SET EXERCISE:
Can you transcribe every record below exactly as it appears?

DATA FOR THIS TASK:
-=-=-=-=-
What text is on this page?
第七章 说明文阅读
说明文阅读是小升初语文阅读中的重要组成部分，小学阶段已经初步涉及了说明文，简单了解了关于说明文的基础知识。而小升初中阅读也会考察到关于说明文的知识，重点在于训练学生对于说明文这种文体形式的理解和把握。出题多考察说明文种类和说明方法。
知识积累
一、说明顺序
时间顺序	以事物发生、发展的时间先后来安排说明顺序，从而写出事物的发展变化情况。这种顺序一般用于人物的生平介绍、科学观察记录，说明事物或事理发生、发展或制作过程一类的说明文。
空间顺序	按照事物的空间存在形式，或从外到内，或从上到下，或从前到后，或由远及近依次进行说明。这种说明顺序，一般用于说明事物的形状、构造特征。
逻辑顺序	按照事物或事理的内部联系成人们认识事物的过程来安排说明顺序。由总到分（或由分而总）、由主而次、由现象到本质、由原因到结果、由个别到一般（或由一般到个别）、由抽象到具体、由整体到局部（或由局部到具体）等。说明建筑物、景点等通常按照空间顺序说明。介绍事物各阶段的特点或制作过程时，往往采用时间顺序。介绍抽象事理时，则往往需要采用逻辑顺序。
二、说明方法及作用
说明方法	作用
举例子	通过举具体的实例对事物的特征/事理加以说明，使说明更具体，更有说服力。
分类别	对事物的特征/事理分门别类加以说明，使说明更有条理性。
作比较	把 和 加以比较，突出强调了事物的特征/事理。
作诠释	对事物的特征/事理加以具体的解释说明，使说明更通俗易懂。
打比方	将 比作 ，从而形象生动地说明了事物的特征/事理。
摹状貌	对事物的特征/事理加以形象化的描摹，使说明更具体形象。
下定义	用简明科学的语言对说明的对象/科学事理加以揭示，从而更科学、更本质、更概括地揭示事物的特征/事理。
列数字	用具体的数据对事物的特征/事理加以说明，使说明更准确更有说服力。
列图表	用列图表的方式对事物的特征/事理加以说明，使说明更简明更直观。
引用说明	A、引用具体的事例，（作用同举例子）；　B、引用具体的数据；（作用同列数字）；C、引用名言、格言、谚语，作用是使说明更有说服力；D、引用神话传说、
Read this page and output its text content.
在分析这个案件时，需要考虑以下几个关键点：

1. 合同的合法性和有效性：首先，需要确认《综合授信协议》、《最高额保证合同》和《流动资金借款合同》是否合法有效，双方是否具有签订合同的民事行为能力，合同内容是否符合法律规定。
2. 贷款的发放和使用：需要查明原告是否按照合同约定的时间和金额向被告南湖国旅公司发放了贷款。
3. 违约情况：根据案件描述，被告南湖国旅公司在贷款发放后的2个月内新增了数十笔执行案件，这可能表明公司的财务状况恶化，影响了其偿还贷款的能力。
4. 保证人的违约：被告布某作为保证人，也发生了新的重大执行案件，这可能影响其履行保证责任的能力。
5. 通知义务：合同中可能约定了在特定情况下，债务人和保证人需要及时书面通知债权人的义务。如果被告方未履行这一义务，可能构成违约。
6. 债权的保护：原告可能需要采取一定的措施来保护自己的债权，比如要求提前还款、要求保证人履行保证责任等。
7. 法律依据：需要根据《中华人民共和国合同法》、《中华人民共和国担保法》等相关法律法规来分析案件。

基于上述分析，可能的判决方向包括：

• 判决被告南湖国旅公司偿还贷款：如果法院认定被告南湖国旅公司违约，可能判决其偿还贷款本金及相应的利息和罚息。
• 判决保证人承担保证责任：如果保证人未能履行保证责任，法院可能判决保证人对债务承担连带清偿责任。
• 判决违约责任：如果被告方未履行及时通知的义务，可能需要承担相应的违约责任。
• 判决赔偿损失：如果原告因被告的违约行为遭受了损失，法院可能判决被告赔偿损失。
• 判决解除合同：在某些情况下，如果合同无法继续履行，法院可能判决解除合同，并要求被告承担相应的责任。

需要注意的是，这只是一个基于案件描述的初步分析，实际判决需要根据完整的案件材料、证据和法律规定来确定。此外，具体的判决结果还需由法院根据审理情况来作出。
-=-=-=-=-
PROBLEM SOLUTION:
What text is on this page?
第七章 说明文阅读
说明文阅读是小升初语文阅读中的重要组成部分，小学阶段已经初步涉及了说明文，简单了解了关于说明文的基础知识。而小升初中阅读也会考察到关于说明文的知识，重点在于训练学生对于说明文这种文体形式的理解和把握。出题多考察说明文种类和说明方法。
知识积累
一、说明顺序
时间顺序	以事物发生、发展的时间先后来安排说明顺序，从而写出事物的发展变化情况。这种顺序一般用于人物的生平介绍、科学观察记录，说明事物或事理发生、发展或制作过程一类的说明文。
空间顺序	按照事物的空间存在形式，或从外到内，或从上到下，或从前到后，或由远及近依次进行说明。这种说明顺序，一般用于说明事物的形状、构造特征。
逻辑顺序	按照事物或事理的内部联系成人们认识事物的过程来安排说明顺序。由总到分（或由分而总）、由主而次、由现象到本质、由原因到结果、由个别到一般（或由一般到个别）、由抽象到具体、由整体到局部（或由局部到具体）等。说明建筑物、景点等通常按照空间顺序说明。介绍事物各阶段的特点或制作过程时，往往采用时间顺序。介绍抽象事理时，则往往需要采用逻辑顺序。
二、说明方法及作用
说明方法	作用
举例子	通过举具体的实例对事物的特征/事理加以说明，使说明更具体，更有说服力。
分类别	对事物的特征/事理分门别类加以说明，使说明更有条理性。
作比较	把 和 加以比较，突出强调了事物的特征/事理。
作诠释	对事物的特征/事理加以具体的解释说明，使说明更通俗易懂。
打比方	将 比作 ，从而形象生动地说明了事物的特征/事理。
摹状貌	对事物的特征/事理加以形象化的描摹，使说明更具体形象。
下定义	用简明科学的语言对说明的对象/科学事理加以揭示，从而更科学、更本质、更概括地揭示事物的特征/事理。
列数字	用具体的数据对事物的特征/事理加以说明，使说明更准确更有说服力。
列图表	用列图表的方式对事物的特征/事理加以说明，使说明更简明更直观。
引用说明	A、引用具体的事例，（作用同举例子）；　B、引用具体的数据；（作用同列数字）；C、引用名言、格言、谚语，作用是使说明更有说服力；D、引用神话传说、
Read this page and output its text content.
在分析这个案件时，需要考虑以下几个关键点：

1. 合同的合法性和有效性：首先，需要确认《综合授信协议》、《最高额保证合同》和《流动资金借款合同》是否合法有效，双方是否具有签订合同的民事行为能力，合同内容是否符合法律规定。
2. 贷款的发放和使用：需要查明原告是否按照合同约定的时间和金额向被告南湖国旅公司发放了贷款。
3. 违约情况：根据案件描述，被告南湖国旅公司在贷款发放后的2个月内新增了数十笔执行案件，这可能表明公司的财务状况恶化，影响了其偿还贷款的能力。
4. 保证人的违约：被告布某作为保证人，也发生了新的重大执行案件，这可能影响其履行保证责任的能力。
5. 通知义务：合同中可能约定了在特定情况下，债务人和保证人需要及时书面通知债权人的义务。如果被告方未履行这一义务，可能构成违约。
6. 债权的保护：原告可能需要采取一定的措施来保护自己的债权，比如要求提前还款、要求保证人履行保证责任等。
7. 法律依据：需要根据《中华人民共和国合同法》、《中华人民共和国担保法》等相关法律法规来分析案件。

基于上述分析，可能的判决方向包括：

• 判决被告南湖国旅公司偿还贷款：如果法院认定被告南湖国旅公司违约，可能判决其偿还贷款本金及相应的利息和罚息。
• 判决保证人承担保证责任：如果保证人未能履行保证责任，法院可能判决保证人对债务承担连带清偿责任。
• 判决违约责任：如果被告方未履行及时通知的义务，可能需要承担相应的违约责任。
• 判决赔偿损失：如果原告因被告的违约行为遭受了损失，法院可能判决被告赔偿损失。
• 判决解除合同：在某些情况下，如果合同无法继续履行，法院可能判决解除合同，并要求被告承担相应的责任。

需要注意的是，这只是一个基于案件描述的初步分析，实际判决需要根据完整的案件材料、证据和法律规定来确定。此外，具体的判决结果还需由法院根据审理情况来作出。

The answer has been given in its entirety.